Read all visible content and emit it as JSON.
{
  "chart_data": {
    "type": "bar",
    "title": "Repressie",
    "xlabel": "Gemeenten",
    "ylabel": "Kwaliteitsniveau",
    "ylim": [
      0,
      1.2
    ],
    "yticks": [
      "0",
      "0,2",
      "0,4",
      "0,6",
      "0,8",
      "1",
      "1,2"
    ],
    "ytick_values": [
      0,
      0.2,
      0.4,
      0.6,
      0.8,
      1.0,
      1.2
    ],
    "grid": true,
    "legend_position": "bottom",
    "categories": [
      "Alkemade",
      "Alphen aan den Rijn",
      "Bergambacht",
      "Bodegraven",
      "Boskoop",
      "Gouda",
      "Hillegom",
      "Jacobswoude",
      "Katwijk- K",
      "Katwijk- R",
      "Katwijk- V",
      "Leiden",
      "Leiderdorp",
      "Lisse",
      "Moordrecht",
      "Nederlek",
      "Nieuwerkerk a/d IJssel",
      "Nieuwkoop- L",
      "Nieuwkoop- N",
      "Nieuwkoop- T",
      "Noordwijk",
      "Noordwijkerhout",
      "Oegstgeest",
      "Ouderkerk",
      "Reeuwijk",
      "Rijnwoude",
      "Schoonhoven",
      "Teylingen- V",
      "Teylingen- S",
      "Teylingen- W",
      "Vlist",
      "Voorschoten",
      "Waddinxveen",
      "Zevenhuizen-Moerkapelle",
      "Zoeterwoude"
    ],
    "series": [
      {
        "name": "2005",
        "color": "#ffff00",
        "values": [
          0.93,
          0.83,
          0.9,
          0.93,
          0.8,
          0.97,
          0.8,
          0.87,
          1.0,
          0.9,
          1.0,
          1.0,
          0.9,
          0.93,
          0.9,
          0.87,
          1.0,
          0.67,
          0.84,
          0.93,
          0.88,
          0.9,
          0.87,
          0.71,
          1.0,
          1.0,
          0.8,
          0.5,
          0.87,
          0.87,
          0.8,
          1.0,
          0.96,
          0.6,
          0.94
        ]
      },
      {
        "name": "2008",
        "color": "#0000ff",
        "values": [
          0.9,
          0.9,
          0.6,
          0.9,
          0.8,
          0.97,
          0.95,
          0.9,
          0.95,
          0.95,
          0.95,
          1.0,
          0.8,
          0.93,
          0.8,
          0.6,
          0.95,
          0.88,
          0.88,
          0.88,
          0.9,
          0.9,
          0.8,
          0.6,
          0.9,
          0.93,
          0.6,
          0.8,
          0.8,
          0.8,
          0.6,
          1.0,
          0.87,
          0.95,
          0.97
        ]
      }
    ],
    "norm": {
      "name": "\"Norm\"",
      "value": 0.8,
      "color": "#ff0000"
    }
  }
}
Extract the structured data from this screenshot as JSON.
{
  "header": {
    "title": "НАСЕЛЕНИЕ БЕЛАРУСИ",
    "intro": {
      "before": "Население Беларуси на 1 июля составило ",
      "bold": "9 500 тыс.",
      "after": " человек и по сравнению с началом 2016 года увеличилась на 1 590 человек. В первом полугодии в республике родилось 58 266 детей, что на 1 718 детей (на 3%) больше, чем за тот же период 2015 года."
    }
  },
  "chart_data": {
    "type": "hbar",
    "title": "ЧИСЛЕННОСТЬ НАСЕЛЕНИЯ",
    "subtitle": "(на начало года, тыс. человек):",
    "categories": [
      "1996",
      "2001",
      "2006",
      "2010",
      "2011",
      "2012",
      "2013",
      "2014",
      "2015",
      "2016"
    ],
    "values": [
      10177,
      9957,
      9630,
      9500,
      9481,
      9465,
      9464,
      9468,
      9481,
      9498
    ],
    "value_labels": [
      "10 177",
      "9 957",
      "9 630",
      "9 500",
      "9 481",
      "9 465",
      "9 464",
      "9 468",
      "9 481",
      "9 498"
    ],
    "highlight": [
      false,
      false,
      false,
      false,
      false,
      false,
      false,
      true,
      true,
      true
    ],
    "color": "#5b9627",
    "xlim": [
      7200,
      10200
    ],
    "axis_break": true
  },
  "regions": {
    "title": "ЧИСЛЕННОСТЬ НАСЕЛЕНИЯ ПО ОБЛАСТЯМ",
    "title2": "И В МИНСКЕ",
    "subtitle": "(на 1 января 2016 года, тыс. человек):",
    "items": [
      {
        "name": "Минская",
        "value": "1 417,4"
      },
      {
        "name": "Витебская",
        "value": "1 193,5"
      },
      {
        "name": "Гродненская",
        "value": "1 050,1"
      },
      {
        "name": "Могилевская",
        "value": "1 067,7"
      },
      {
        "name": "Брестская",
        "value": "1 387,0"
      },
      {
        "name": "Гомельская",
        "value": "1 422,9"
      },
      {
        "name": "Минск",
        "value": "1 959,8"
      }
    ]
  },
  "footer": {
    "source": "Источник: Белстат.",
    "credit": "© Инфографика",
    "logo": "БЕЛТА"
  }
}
____
### Exercise details
Print the listing above in full, exactly as it is.

### Result of this task
Read all visible content and emit it as JSON.
{
  "chart_data": {
    "type": "bar",
    "title": "Repressie",
    "xlabel": "Gemeenten",
    "ylabel": "Kwaliteitsniveau",
    "ylim": [
      0,
      1.2
    ],
    "yticks": [
      "0",
      "0,2",
      "0,4",
      "0,6",
      "0,8",
      "1",
      "1,2"
    ],
    "ytick_values": [
      0,
      0.2,
      0.4,
      0.6,
      0.8,
      1.0,
      1.2
    ],
    "grid": true,
    "legend_position": "bottom",
    "categories": [
      "Alkemade",
      "Alphen aan den Rijn",
      "Bergambacht",
      "Bodegraven",
      "Boskoop",
      "Gouda",
      "Hillegom",
      "Jacobswoude",
      "Katwijk- K",
      "Katwijk- R",
      "Katwijk- V",
      "Leiden",
      "Leiderdorp",
      "Lisse",
      "Moordrecht",
      "Nederlek",
      "Nieuwerkerk a/d IJssel",
      "Nieuwkoop- L",
      "Nieuwkoop- N",
      "Nieuwkoop- T",
      "Noordwijk",
      "Noordwijkerhout",
      "Oegstgeest",
      "Ouderkerk",
      "Reeuwijk",
      "Rijnwoude",
      "Schoonhoven",
      "Teylingen- V",
      "Teylingen- S",
      "Teylingen- W",
      "Vlist",
      "Voorschoten",
      "Waddinxveen",
      "Zevenhuizen-Moerkapelle",
      "Zoeterwoude"
    ],
    "series": [
      {
        "name": "2005",
        "color": "#ffff00",
        "values": [
          0.93,
          0.83,
          0.9,
          0.93,
          0.8,
          0.97,
          0.8,
          0.87,
          1.0,
          0.9,
          1.0,
          1.0,
          0.9,
          0.93,
          0.9,
          0.87,
          1.0,
          0.67,
          0.84,
          0.93,
          0.88,
          0.9,
          0.87,
          0.71,
          1.0,
          1.0,
          0.8,
          0.5,
          0.87,
          0.87,
          0.8,
          1.0,
          0.96,
          0.6,
          0.94
        ]
      },
      {
        "name": "2008",
        "color": "#0000ff",
        "values": [
          0.9,
          0.9,
          0.6,
          0.9,
          0.8,
          0.97,
          0.95,
          0.9,
          0.95,
          0.95,
          0.95,
          1.0,
          0.8,
          0.93,
          0.8,
          0.6,
          0.95,
          0.88,
          0.88,
          0.88,
          0.9,
          0.9,
          0.8,
          0.6,
          0.9,
          0.93,
          0.6,
          0.8,
          0.8,
          0.8,
          0.6,
          1.0,
          0.87,
          0.95,
          0.97
        ]
      }
    ],
    "norm": {
      "name": "\"Norm\"",
      "value": 0.8,
      "color": "#ff0000"
    }
  }
}
Extract the structured data from this screenshot as JSON.
{
  "header": {
    "title": "НАСЕЛЕНИЕ БЕЛАРУСИ",
    "intro": {
      "before": "Население Беларуси на 1 июля составило ",
      "bold": "9 500 тыс.",
      "after": " человек и по сравнению с началом 2016 года увеличилась на 1 590 человек. В первом полугодии в республике родилось 58 266 детей, что на 1 718 детей (на 3%) больше, чем за тот же период 2015 года."
    }
  },
  "chart_data": {
    "type": "hbar",
    "title": "ЧИСЛЕННОСТЬ НАСЕЛЕНИЯ",
    "subtitle": "(на начало года, тыс. человек):",
    "categories": [
      "1996",
      "2001",
      "2006",
      "2010",
      "2011",
      "2012",
      "2013",
      "2014",
      "2015",
      "2016"
    ],
    "values": [
      10177,
      9957,
      9630,
      9500,
      9481,
      9465,
      9464,
      9468,
      9481,
      9498
    ],
    "value_labels": [
      "10 177",
      "9 957",
      "9 630",
      "9 500",
      "9 481",
      "9 465",
      "9 464",
      "9 468",
      "9 481",
      "9 498"
    ],
    "highlight": [
      false,
      false,
      false,
      false,
      false,
      false,
      false,
      true,
      true,
      true
    ],
    "color": "#5b9627",
    "xlim": [
      7200,
      10200
    ],
    "axis_break": true
  },
  "regions": {
    "title": "ЧИСЛЕННОСТЬ НАСЕЛЕНИЯ ПО ОБЛАСТЯМ",
    "title2": "И В МИНСКЕ",
    "subtitle": "(на 1 января 2016 года, тыс. человек):",
    "items": [
      {
        "name": "Минская",
        "value": "1 417,4"
      },
      {
        "name": "Витебская",
        "value": "1 193,5"
      },
      {
        "name": "Гродненская",
        "value": "1 050,1"
      },
      {
        "name": "Могилевская",
        "value": "1 067,7"
      },
      {
        "name": "Брестская",
        "value": "1 387,0"
      },
      {
        "name": "Гомельская",
        "value": "1 422,9"
      },
      {
        "name": "Минск",
        "value": "1 959,8"
      }
    ]
  },
  "footer": {
    "source": "Источник: Белстат.",
    "credit": "© Инфографика",
    "logo": "БЕЛТА"
  }
}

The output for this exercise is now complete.